→ **EXTRAIT CHOISI**
+ + + +

Quand le presto est sur le point de sauter, aussi bien prendre un pas de recul.

Mon pas de recul a été de réserver un billet d’avion pour le Costa Rica.
Le but de ce voyage était de prendre du temps pour moi, me ressourcer, me reposer et revenir rechargée.
J’ai réservé il y a quatre mois. Pour la quatrième fois, en quatre ans, j’ai mis les pieds sur le sol du Costa Rica. C’est la première fois que j’y viens pour des vacances. Je suis dans un de mes endroits préférés et pourtant je ne sais pas comment faire.
J’ai tout ce qu’il me faut. J’ai une voiture, une maison, internet, de la nourriture et des amis à proximité. Pourtant, je me sens perdue.
C’est la première fois que je viens ici sans avoir une tonne de choses à faire, une famille à m’occuper ou quelque chose de spécifique à accomplir. Je suis juste là pour profiter et me reposer. Pourtant, on dirait que je ne sais pas comment faire et c’est ce qui me perturbe le plus.
Comment se fait-il qu’on vive dans une ère, une société où l’on est à ce point conditionné à performer, à accomplir?

Comment se fait-il que ce que je souhaite le plus depuis plusieurs mois, soit de m’arrêter, de juste être, soit aussi inconfortable?
Est-ce que j’ai peur d’y prendre goût ? Saurai-je comment retourner à ma vie normale si j’y prends goût réellement ?
Beaucoup de questions sont présentes ce matin, alors que je me réveille en pleine jungle avec comme compagnie les oiseaux, les singes, et même un beau petit lapin.
Je n’ai que moi à m’occuper, seulement mes petits besoins personnels.
C’est ça, être mère ? Ne plus savoir comment vivre quand nos enfants ne sont plus une priorité !?

+ + + +

Rédigez la suite du texte sur le séjour au Costa Rica, en reprenant juste après sa dernière phrase. Les items constituent un matériau distinct du texte sur le séjour au Costa Rica.

+ + + +

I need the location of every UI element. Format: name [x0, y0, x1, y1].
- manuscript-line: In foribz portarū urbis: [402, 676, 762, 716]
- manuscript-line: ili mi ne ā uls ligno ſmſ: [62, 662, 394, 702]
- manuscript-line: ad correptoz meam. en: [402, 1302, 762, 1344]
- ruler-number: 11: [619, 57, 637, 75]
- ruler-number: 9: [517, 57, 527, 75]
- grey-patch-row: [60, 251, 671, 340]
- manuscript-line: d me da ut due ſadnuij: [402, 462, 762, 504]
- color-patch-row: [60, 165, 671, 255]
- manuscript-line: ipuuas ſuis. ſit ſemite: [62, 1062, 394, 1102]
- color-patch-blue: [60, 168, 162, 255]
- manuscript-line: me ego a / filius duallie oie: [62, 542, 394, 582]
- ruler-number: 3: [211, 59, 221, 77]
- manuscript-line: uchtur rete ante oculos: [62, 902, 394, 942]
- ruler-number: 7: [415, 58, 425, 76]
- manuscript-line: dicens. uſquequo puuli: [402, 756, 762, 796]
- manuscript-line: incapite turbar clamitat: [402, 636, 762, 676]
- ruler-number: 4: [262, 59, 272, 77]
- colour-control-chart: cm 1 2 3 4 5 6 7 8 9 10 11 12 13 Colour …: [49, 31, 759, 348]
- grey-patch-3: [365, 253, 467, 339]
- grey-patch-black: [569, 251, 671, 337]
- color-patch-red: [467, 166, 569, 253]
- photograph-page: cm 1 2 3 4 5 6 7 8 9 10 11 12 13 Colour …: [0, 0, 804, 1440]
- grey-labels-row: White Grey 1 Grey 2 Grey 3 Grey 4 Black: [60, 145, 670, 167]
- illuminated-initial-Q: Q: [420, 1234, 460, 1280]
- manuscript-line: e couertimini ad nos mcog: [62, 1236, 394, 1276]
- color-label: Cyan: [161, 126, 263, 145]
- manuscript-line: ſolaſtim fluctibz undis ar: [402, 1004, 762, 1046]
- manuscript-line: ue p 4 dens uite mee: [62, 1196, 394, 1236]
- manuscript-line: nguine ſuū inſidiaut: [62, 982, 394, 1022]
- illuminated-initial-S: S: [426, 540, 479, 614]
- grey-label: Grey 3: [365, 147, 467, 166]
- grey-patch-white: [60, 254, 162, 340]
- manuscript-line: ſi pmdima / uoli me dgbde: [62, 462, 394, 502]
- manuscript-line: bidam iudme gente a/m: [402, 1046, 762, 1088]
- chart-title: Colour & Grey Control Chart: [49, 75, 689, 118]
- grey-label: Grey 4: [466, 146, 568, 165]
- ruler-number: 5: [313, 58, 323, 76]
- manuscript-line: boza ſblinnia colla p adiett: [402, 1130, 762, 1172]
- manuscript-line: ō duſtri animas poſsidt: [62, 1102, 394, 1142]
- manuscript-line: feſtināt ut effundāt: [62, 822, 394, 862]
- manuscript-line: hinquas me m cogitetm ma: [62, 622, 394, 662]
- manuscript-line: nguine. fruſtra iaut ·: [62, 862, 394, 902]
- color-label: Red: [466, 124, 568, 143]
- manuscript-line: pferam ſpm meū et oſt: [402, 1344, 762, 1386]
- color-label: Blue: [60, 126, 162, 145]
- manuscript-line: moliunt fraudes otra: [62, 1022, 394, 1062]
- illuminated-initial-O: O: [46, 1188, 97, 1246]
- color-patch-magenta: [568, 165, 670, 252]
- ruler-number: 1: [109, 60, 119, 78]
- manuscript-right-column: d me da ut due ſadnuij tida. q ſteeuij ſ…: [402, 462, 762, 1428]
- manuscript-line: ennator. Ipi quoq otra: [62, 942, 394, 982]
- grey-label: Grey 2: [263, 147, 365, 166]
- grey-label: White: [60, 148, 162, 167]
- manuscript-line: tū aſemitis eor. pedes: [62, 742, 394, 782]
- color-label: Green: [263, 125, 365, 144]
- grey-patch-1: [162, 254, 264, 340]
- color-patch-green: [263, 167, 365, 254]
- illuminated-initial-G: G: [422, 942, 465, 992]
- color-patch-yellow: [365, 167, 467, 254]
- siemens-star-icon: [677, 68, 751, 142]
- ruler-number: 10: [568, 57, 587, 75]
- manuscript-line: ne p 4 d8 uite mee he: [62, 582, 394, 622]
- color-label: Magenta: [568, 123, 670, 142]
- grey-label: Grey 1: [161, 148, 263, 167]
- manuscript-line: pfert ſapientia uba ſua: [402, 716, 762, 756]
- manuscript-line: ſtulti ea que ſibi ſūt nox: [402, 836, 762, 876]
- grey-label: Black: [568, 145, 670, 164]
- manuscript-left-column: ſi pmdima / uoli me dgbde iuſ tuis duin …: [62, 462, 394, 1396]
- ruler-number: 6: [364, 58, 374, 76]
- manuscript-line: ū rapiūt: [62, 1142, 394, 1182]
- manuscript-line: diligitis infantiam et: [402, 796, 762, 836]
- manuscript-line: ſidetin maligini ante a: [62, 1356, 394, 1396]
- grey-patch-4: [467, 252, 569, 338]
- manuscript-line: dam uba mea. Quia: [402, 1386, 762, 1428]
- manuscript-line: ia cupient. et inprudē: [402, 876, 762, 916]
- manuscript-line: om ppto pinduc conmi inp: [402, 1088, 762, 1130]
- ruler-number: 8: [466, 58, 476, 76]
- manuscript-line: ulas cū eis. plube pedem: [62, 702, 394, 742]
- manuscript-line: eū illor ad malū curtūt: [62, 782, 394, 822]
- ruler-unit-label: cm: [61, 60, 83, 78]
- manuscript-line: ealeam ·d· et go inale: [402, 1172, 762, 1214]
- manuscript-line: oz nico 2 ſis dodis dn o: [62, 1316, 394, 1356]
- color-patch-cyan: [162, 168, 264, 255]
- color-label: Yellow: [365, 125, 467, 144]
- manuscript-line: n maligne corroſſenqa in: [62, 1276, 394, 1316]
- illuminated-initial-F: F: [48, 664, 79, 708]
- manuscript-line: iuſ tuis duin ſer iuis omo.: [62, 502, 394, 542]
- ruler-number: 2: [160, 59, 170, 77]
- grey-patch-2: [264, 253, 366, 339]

+ + + +

→ **RÉPONSE ATTENDUE**
J’avoue que j’ai déjà jugé cet énoncé…
Comment pouvais-je comprendre, quand tout ce que j’avais à gérer c’était moi ? Bien sûr, j’avais un travail, une entreprise, des activités sportives, des relations personnelles et professionnelles, mais tout de même, tout n’était relié qu’à moi.
Aujourd’hui, ma vie de maman, c’est tout autrement.

Les priorités changent.
Heureusement, ça se fait pour la plupart du temps assez graduellement, je dirais même sournoisement !
On met de côté nos projets personnels, nos besoins, nos ambitions, juste un peu à la fois.
On ne s’en rend même pas compte parfois ! On se dit que ce n’est pas si grave, que ce n’est pas si pire que ça. On se convainc que c’est temporaire et pour le bien de notre enfant. Et sans doute que ça l’est!
Mais le temps passe et finalement je me retrouve 3 ans et demi plus tard, à 4h du matin au Costa Rica, à me demander ce qu’est ma vie sans eux. Question que je n’ai même plus le temps de me poser, en vérité.
Alors, dis-moi mama, comment tu fais?

Comment tu fais pour survivre à toutes ces nuits sans dormir ?
Comment tu fais quand tu es malade, monoparentale et que tu n’as d’autre choix que de te faire une soupe toi-même, tout en ayant des petits qui réclament ton attention sans répit ?
Comment tu fais quand tu es tellement à bout de ressources que la seule pensée qui te traverse quand il fait une crise, c’est de le lancer au bout de tes bras ?
Comment tu fais pour garder un semblant d’équilibre entre ta vie professionnelle, familiale, sentimentale et amicale ?
Dis-moi ?
Parce qu’aujourd’hui, je me sens bien seule dans mon univers. J’ai beau me réconforter en regardant des réels Instagram humoristiques sur le sujet, il reste que le monde qui m’entoure me semble plein de jugements et de faux-semblants d’être en contrôle !
Suis-je la seule ?

Non, bien sûr que non.
Alors pourquoi jouons-nous à qui sera la plus mince le plus rapidement possible après son accouchement ?
Et pourquoi sommes-nous gênées de dire qu’on est fatiguées, épuisées et même écœurées de notre vie plus souvent qu’on l’aimerait ?
Parce que c’est ça la réalité, pour bien des mamans. Et nous avons chacune nos défis bien personnels !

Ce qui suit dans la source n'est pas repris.